AIM:
Scan the entries below. List each line with "LG전자는".

%%

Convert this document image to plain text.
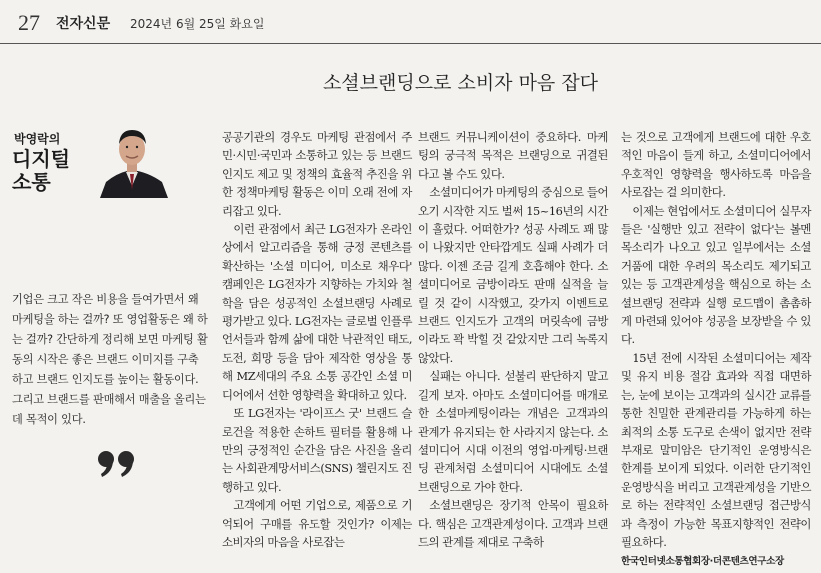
27 전자신문 2024년 6월 25일 화요일
소셜브랜딩으로 소비자 마음 잡다
박영락의
디지털
소통

기업은 크고 작은 비용을 들여가면서 왜 마케팅을 하는 걸까? 또 영업활동은 왜 하는 걸까? 간단하게 정리해 보면 마케팅 활동의 시작은 좋은 브랜드 이미지를 구축하고 브랜드 인지도를 높이는 활동이다. 그리고 브랜드를 판매해서 매출을 올리는 데 목적이 있다.

공공기관의 경우도 마케팅 관점에서 주민·시민·국민과 소통하고 있는 등 브랜드 인지도 제고 및 정책의 효율적 추진을 위한 정책마케팅 활동은 이미 오래 전에 자리잡고 있다.

이런 관점에서 최근 LG전자가 온라인 상에서 알고리즘을 통해 긍정 콘텐츠를 확산하는 '소셜 미디어, 미소로 채우다' 캠페인은 LG전자가 지향하는 가치와 철학을 담은 성공적인 소셜브랜딩 사례로 평가받고 있다. LG전자는 글로벌 인플루언서들과 함께 삶에 대한 낙관적인 태도, 도전, 희망 등을 담아 제작한 영상을 통해 MZ세대의 주요 소통 공간인 소셜 미디어에서 선한 영향력을 확대하고 있다.

또 LG전자는 '라이프스 굿' 브랜드 슬로건을 적용한 손하트 필터를 활용해 나만의 긍정적인 순간을 담은 사진을 올리는 사회관계망서비스(SNS) 챌린지도 진행하고 있다.

고객에게 어떤 기업으로, 제품으로 기억되어 구매를 유도할 것인가? 이제는 소비자의 마음을 사로잡는

브랜드 커뮤니케이션이 중요하다. 마케팅의 궁극적 목적은 브랜딩으로 귀결된다고 볼 수도 있다.

소셜미디어가 마케팅의 중심으로 들어오기 시작한 지도 벌써 15~16년의 시간이 흘렀다. 어떠한가? 성공 사례도 꽤 많이 나왔지만 안타깝게도 실패 사례가 더 많다. 이젠 조금 길게 호흡해야 한다. 소셜미디어로 금방이라도 판매 실적을 늘릴 것 같이 시작했고, 갖가지 이벤트로 브랜드 인지도가 고객의 머릿속에 금방이라도 꽉 박힐 것 같았지만 그리 녹록지 않았다.

실패는 아니다. 섣불리 판단하지 말고 길게 보자. 아마도 소셜미디어를 매개로 한 소셜마케팅이라는 개념은 고객과의 관계가 유지되는 한 사라지지 않는다. 소셜미디어 시대 이전의 영업·마케팅·브랜딩 관계처럼 소셜미디어 시대에도 소셜브랜딩으로 가야 한다.

소셜브랜딩은 장기적 안목이 필요하다. 핵심은 고객관계성이다. 고객과 브랜드의 관계를 제대로 구축하

는 것으로 고객에게 브랜드에 대한 우호적인 마음이 들게 하고, 소셜미디어에서 우호적인 영향력을 행사하도록 마음을 사로잡는 걸 의미한다.

이제는 현업에서도 소셜미디어 실무자들은 '실행만 있고 전략이 없다'는 볼멘 목소리가 나오고 있고 일부에서는 소셜 거품에 대한 우려의 목소리도 제기되고 있는 등 고객관계성을 핵심으로 하는 소셜브랜딩 전략과 실행 로드맵이 촘촘하게 마련돼 있어야 성공을 보장받을 수 있다.

15년 전에 시작된 소셜미디어는 제작 및 유지 비용 절감 효과와 직접 대면하는, 눈에 보이는 고객과의 실시간 교류를 통한 친밀한 관계관리를 가능하게 하는 최적의 소통 도구로 손색이 없지만 전략 부재로 말미암은 단기적인 운영방식은 한계를 보이게 되었다. 이러한 단기적인 운영방식을 버리고 고객관계성을 기반으로 하는 전략적인 소셜브랜딩 접근방식과 측정이 가능한 목표지향적인 전략이 필요하다.

한국인터넷소통협회장·더콘텐츠연구소장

%%

FINISHED TASK:
이런 관점에서 최근 LG전자가 온라인 상에서 알고리즘을 통해 긍정 콘텐츠를 확산하는 '소셜 미디어, 미소로 채우다' 캠페인은 LG전자가 지향하는 가치와 철학을 담은 성공적인 소셜브랜딩 사례로 평가받고 있다. LG전자는 글로벌 인플루언서들과 함께 삶에 대한 낙관적인 태도, 도전, 희망 등을 담아 제작한 영상을 통해 MZ세대의 주요 소통 공간인 소셜 미디어에서 선한 영향력을 확대하고 있다.
또 LG전자는 '라이프스 굿' 브랜드 슬로건을 적용한 손하트 필터를 활용해 나만의 긍정적인 순간을 담은 사진을 올리는 사회관계망서비스(SNS) 챌린지도 진행하고 있다.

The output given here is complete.